Required work — The entire listing is to be repeated verbatim.

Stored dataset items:
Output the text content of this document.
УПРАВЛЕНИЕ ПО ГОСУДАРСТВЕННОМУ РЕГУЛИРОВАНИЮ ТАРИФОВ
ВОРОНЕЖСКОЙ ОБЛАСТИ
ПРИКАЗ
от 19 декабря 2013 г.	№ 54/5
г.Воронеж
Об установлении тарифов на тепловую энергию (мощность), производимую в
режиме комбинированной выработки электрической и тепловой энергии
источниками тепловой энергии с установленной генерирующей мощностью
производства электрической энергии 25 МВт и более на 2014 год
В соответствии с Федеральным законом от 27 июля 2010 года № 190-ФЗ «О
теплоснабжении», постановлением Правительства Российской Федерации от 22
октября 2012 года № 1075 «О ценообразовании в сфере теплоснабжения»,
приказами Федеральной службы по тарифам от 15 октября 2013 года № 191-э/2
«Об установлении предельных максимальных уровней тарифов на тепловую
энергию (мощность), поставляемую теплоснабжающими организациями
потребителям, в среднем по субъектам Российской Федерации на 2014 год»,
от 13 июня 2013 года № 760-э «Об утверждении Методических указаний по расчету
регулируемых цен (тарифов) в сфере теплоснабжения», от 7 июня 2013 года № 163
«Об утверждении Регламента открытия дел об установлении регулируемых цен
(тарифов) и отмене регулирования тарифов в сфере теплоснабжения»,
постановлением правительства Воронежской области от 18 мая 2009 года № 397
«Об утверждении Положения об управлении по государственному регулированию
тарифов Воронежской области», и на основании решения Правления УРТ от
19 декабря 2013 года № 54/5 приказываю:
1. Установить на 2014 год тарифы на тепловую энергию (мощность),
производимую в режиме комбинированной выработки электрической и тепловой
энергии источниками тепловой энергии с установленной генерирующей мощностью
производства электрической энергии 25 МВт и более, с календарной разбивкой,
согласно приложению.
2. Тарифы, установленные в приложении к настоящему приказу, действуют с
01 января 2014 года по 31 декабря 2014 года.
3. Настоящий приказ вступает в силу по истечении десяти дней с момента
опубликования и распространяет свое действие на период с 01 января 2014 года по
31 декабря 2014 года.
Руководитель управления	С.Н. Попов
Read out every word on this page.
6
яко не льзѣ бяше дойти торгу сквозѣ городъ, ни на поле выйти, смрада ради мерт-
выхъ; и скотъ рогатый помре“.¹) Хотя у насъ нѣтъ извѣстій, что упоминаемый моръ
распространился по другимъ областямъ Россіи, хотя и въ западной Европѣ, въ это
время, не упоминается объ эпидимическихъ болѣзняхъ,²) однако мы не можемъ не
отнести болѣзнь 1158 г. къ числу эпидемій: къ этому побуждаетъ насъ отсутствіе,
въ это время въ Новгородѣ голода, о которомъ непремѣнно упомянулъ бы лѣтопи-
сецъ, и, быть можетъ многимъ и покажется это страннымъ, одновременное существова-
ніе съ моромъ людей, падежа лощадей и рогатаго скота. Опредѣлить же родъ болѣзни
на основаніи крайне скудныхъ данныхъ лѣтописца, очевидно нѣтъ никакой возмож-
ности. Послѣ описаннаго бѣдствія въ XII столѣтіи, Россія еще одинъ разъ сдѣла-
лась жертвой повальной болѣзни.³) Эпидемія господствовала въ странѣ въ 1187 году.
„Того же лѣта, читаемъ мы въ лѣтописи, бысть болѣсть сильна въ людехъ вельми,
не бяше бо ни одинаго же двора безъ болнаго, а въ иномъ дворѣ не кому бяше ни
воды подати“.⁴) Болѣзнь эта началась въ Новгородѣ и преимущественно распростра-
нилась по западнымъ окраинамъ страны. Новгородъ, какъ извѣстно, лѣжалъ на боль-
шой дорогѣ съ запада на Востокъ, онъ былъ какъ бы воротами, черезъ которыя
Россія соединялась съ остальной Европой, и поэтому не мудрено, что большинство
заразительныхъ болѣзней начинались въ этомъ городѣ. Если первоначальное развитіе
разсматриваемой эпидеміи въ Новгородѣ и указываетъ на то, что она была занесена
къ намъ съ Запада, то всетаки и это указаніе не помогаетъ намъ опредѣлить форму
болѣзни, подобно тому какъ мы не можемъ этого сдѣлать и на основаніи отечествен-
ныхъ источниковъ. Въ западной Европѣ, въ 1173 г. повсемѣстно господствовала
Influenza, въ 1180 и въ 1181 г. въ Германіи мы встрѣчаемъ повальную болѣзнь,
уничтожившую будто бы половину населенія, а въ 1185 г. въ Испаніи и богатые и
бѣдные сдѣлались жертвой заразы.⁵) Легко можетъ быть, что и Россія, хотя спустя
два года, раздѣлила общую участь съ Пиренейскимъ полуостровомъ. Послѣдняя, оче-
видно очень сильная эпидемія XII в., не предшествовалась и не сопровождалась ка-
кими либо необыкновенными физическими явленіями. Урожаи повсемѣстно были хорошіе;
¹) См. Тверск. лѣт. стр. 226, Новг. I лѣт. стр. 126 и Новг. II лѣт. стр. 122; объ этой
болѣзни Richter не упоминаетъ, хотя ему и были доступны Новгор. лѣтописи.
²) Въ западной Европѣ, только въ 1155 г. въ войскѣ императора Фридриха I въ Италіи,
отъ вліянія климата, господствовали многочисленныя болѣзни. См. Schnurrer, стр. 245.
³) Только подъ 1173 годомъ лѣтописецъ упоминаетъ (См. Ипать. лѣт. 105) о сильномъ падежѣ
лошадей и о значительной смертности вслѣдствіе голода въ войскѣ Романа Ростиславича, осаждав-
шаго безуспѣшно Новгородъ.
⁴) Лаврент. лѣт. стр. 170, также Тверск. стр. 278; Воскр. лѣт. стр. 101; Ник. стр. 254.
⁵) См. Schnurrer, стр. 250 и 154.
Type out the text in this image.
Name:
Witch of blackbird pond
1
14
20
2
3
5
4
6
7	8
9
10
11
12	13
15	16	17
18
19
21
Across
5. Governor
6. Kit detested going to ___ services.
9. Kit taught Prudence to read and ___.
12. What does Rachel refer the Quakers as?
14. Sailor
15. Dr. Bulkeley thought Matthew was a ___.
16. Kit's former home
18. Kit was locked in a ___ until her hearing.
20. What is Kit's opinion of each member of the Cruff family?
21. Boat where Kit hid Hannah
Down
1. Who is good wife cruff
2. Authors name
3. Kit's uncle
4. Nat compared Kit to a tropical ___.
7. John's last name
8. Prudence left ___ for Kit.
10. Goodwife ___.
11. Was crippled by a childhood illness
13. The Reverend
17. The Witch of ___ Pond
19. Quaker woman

Reply —
Output the text content of this document.
УПРАВЛЕНИЕ ПО ГОСУДАРСТВЕННОМУ РЕГУЛИРОВАНИЮ ТАРИФОВ
ВОРОНЕЖСКОЙ ОБЛАСТИ
ПРИКАЗ
от 19 декабря 2013 г.	№ 54/5
г.Воронеж
Об установлении тарифов на тепловую энергию (мощность), производимую в
режиме комбинированной выработки электрической и тепловой энергии
источниками тепловой энергии с установленной генерирующей мощностью
производства электрической энергии 25 МВт и более на 2014 год
В соответствии с Федеральным законом от 27 июля 2010 года № 190-ФЗ «О
теплоснабжении», постановлением Правительства Российской Федерации от 22
октября 2012 года № 1075 «О ценообразовании в сфере теплоснабжения»,
приказами Федеральной службы по тарифам от 15 октября 2013 года № 191-э/2
«Об установлении предельных максимальных уровней тарифов на тепловую
энергию (мощность), поставляемую теплоснабжающими организациями
потребителям, в среднем по субъектам Российской Федерации на 2014 год»,
от 13 июня 2013 года № 760-э «Об утверждении Методических указаний по расчету
регулируемых цен (тарифов) в сфере теплоснабжения», от 7 июня 2013 года № 163
«Об утверждении Регламента открытия дел об установлении регулируемых цен
(тарифов) и отмене регулирования тарифов в сфере теплоснабжения»,
постановлением правительства Воронежской области от 18 мая 2009 года № 397
«Об утверждении Положения об управлении по государственному регулированию
тарифов Воронежской области», и на основании решения Правления УРТ от
19 декабря 2013 года № 54/5 приказываю:
1. Установить на 2014 год тарифы на тепловую энергию (мощность),
производимую в режиме комбинированной выработки электрической и тепловой
энергии источниками тепловой энергии с установленной генерирующей мощностью
производства электрической энергии 25 МВт и более, с календарной разбивкой,
согласно приложению.
2. Тарифы, установленные в приложении к настоящему приказу, действуют с
01 января 2014 года по 31 декабря 2014 года.
3. Настоящий приказ вступает в силу по истечении десяти дней с момента
опубликования и распространяет свое действие на период с 01 января 2014 года по
31 декабря 2014 года.
Руководитель управления	С.Н. Попов
Read out every word on this page.
6
яко не льзѣ бяше дойти торгу сквозѣ городъ, ни на поле выйти, смрада ради мерт-
выхъ; и скотъ рогатый помре“.¹) Хотя у насъ нѣтъ извѣстій, что упоминаемый моръ
распространился по другимъ областямъ Россіи, хотя и въ западной Европѣ, въ это
время, не упоминается объ эпидимическихъ болѣзняхъ,²) однако мы не можемъ не
отнести болѣзнь 1158 г. къ числу эпидемій: къ этому побуждаетъ насъ отсутствіе,
въ это время въ Новгородѣ голода, о которомъ непремѣнно упомянулъ бы лѣтопи-
сецъ, и, быть можетъ многимъ и покажется это страннымъ, одновременное существова-
ніе съ моромъ людей, падежа лощадей и рогатаго скота. Опредѣлить же родъ болѣзни
на основаніи крайне скудныхъ данныхъ лѣтописца, очевидно нѣтъ никакой возмож-
ности. Послѣ описаннаго бѣдствія въ XII столѣтіи, Россія еще одинъ разъ сдѣла-
лась жертвой повальной болѣзни.³) Эпидемія господствовала въ странѣ въ 1187 году.
„Того же лѣта, читаемъ мы въ лѣтописи, бысть болѣсть сильна въ людехъ вельми,
не бяше бо ни одинаго же двора безъ болнаго, а въ иномъ дворѣ не кому бяше ни
воды подати“.⁴) Болѣзнь эта началась въ Новгородѣ и преимущественно распростра-
нилась по западнымъ окраинамъ страны. Новгородъ, какъ извѣстно, лѣжалъ на боль-
шой дорогѣ съ запада на Востокъ, онъ былъ какъ бы воротами, черезъ которыя
Россія соединялась съ остальной Европой, и поэтому не мудрено, что большинство
заразительныхъ болѣзней начинались въ этомъ городѣ. Если первоначальное развитіе
разсматриваемой эпидеміи въ Новгородѣ и указываетъ на то, что она была занесена
къ намъ съ Запада, то всетаки и это указаніе не помогаетъ намъ опредѣлить форму
болѣзни, подобно тому какъ мы не можемъ этого сдѣлать и на основаніи отечествен-
ныхъ источниковъ. Въ западной Европѣ, въ 1173 г. повсемѣстно господствовала
Influenza, въ 1180 и въ 1181 г. въ Германіи мы встрѣчаемъ повальную болѣзнь,
уничтожившую будто бы половину населенія, а въ 1185 г. въ Испаніи и богатые и
бѣдные сдѣлались жертвой заразы.⁵) Легко можетъ быть, что и Россія, хотя спустя
два года, раздѣлила общую участь съ Пиренейскимъ полуостровомъ. Послѣдняя, оче-
видно очень сильная эпидемія XII в., не предшествовалась и не сопровождалась ка-
кими либо необыкновенными физическими явленіями. Урожаи повсемѣстно были хорошіе;
¹) См. Тверск. лѣт. стр. 226, Новг. I лѣт. стр. 126 и Новг. II лѣт. стр. 122; объ этой
болѣзни Richter не упоминаетъ, хотя ему и были доступны Новгор. лѣтописи.
²) Въ западной Европѣ, только въ 1155 г. въ войскѣ императора Фридриха I въ Италіи,
отъ вліянія климата, господствовали многочисленныя болѣзни. См. Schnurrer, стр. 245.
³) Только подъ 1173 годомъ лѣтописецъ упоминаетъ (См. Ипать. лѣт. 105) о сильномъ падежѣ
лошадей и о значительной смертности вслѣдствіе голода въ войскѣ Романа Ростиславича, осаждав-
шаго безуспѣшно Новгородъ.
⁴) Лаврент. лѣт. стр. 170, также Тверск. стр. 278; Воскр. лѣт. стр. 101; Ник. стр. 254.
⁵) См. Schnurrer, стр. 250 и 154.
Type out the text in this image.
Name:
Witch of blackbird pond
1
14
20
2
3
5
4
6
7	8
9
10
11
12	13
15	16	17
18
19
21
Across
5. Governor
6. Kit detested going to ___ services.
9. Kit taught Prudence to read and ___.
12. What does Rachel refer the Quakers as?
14. Sailor
15. Dr. Bulkeley thought Matthew was a ___.
16. Kit's former home
18. Kit was locked in a ___ until her hearing.
20. What is Kit's opinion of each member of the Cruff family?
21. Boat where Kit hid Hannah
Down
1. Who is good wife cruff
2. Authors name
3. Kit's uncle
4. Nat compared Kit to a tropical ___.
7. John's last name
8. Prudence left ___ for Kit.
10. Goodwife ___.
11. Was crippled by a childhood illness
13. The Reverend
17. The Witch of ___ Pond
19. Quaker woman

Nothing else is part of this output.